** start MATERIAL FOR THE TASK **

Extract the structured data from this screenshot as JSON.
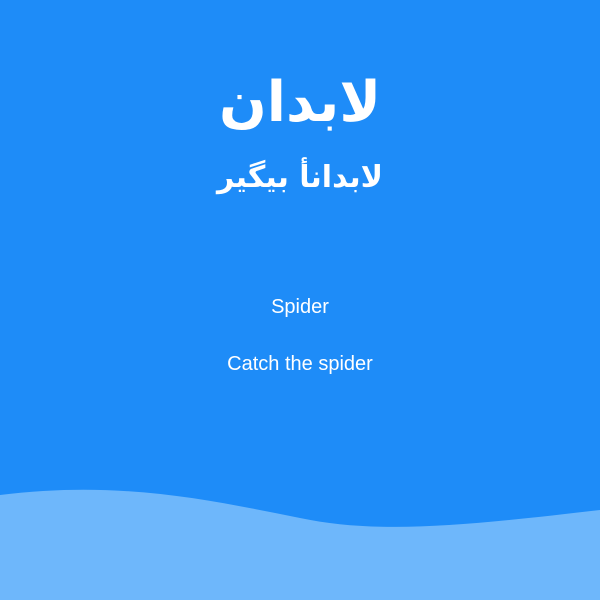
{
  "colors": {
    "background": "#1e8cf8",
    "wave": "#6eb7fb",
    "text": "#ffffff"
  },
  "header": {
    "title": "لابدان",
    "subtitle": "لابدانأ بیگیر"
  },
  "content": {
    "line1": "Spider",
    "line2": "Catch the spider"
  },
  "decor": {
    "wave_icon": "wave-shape"
  }
}
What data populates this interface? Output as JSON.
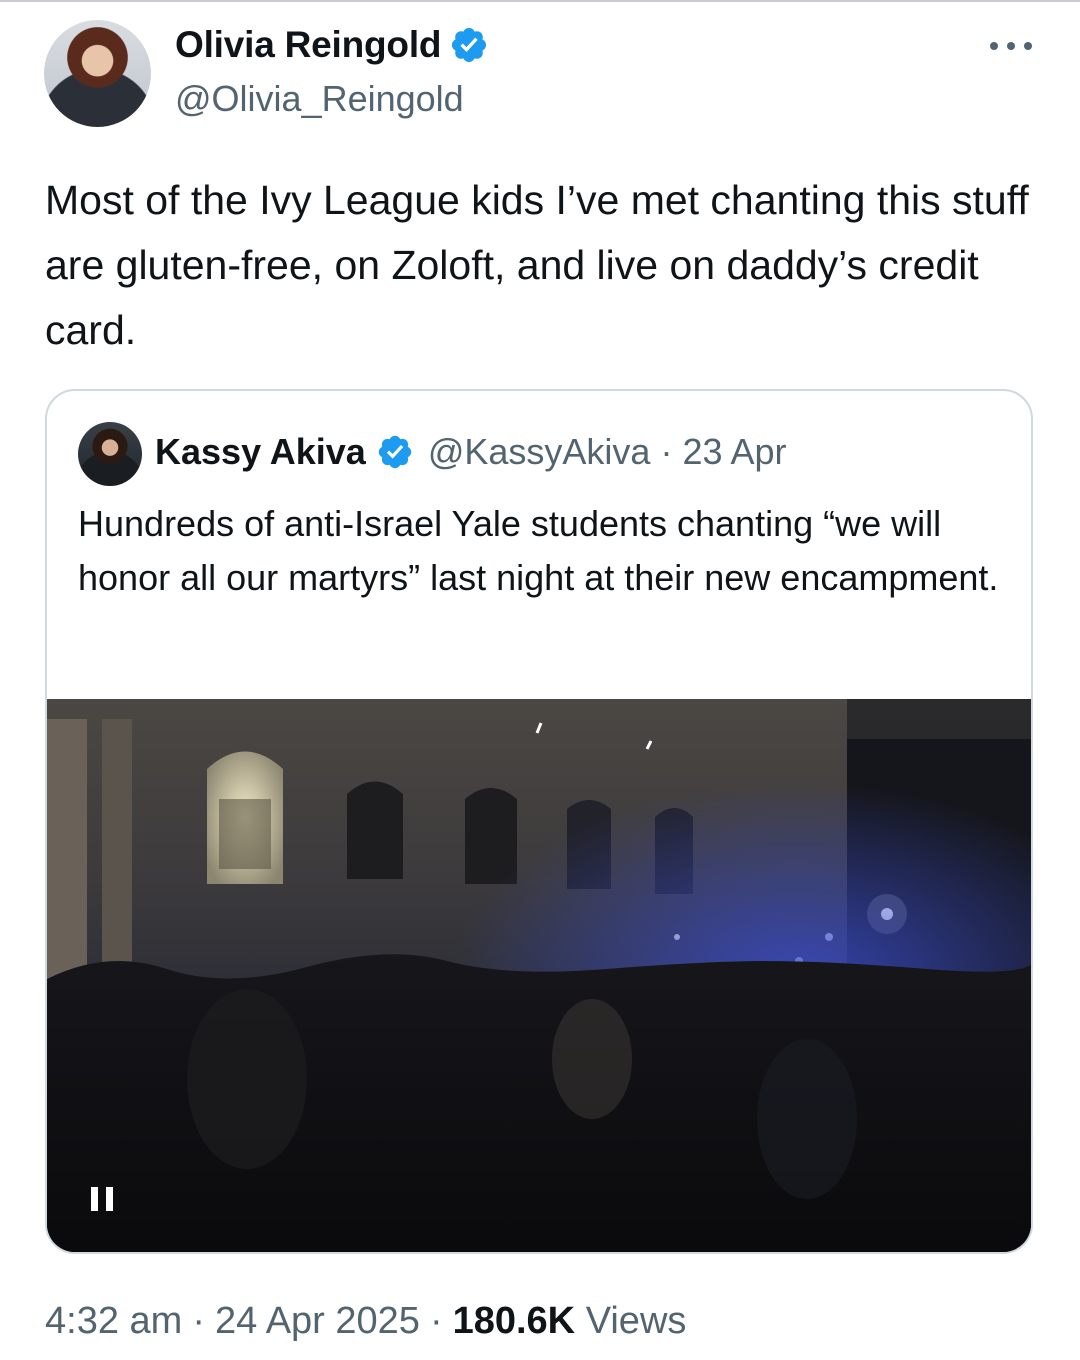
{
  "post": {
    "author_name": "Olivia Reingold",
    "author_handle": "@Olivia_Reingold",
    "text": "Most of the Ivy League kids I’ve met chanting this stuff are gluten-free, on Zoloft, and live on daddy’s credit card.",
    "time": "4:32 am",
    "date": "24 Apr 2025",
    "views_count": "180.6K",
    "views_label": "Views",
    "separator": "·"
  },
  "quote": {
    "author_name": "Kassy Akiva",
    "author_handle": "@KassyAkiva",
    "date": "23 Apr",
    "text": "Hundreds of anti-Israel Yale students chanting “we will honor all our martyrs” last night at their new encampment."
  },
  "icons": {
    "verified": "verified-badge-icon",
    "more": "more-options-icon",
    "pause": "pause-icon"
  },
  "colors": {
    "verified_blue": "#1d9bf0",
    "secondary_text": "#536471",
    "primary_text": "#0f1419"
  }
}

** end MATERIAL FOR THE TASK **

→ EXERCISE TASK:
Nothing but the lines from the line containing "What data populates" through the last line of the material may be output, and they must be copied exactly, without pictures.

→ REPLY TO THE EXERCISE:
What data populates this interface? Output as JSON.
{
  "post": {
    "author_name": "Olivia Reingold",
    "author_handle": "@Olivia_Reingold",
    "text": "Most of the Ivy League kids I’ve met chanting this stuff are gluten-free, on Zoloft, and live on daddy’s credit card.",
    "time": "4:32 am",
    "date": "24 Apr 2025",
    "views_count": "180.6K",
    "views_label": "Views",
    "separator": "·"
  },
  "quote": {
    "author_name": "Kassy Akiva",
    "author_handle": "@KassyAkiva",
    "date": "23 Apr",
    "text": "Hundreds of anti-Israel Yale students chanting “we will honor all our martyrs” last night at their new encampment."
  },
  "icons": {
    "verified": "verified-badge-icon",
    "more": "more-options-icon",
    "pause": "pause-icon"
  },
  "colors": {
    "verified_blue": "#1d9bf0",
    "secondary_text": "#536471",
    "primary_text": "#0f1419"
  }
}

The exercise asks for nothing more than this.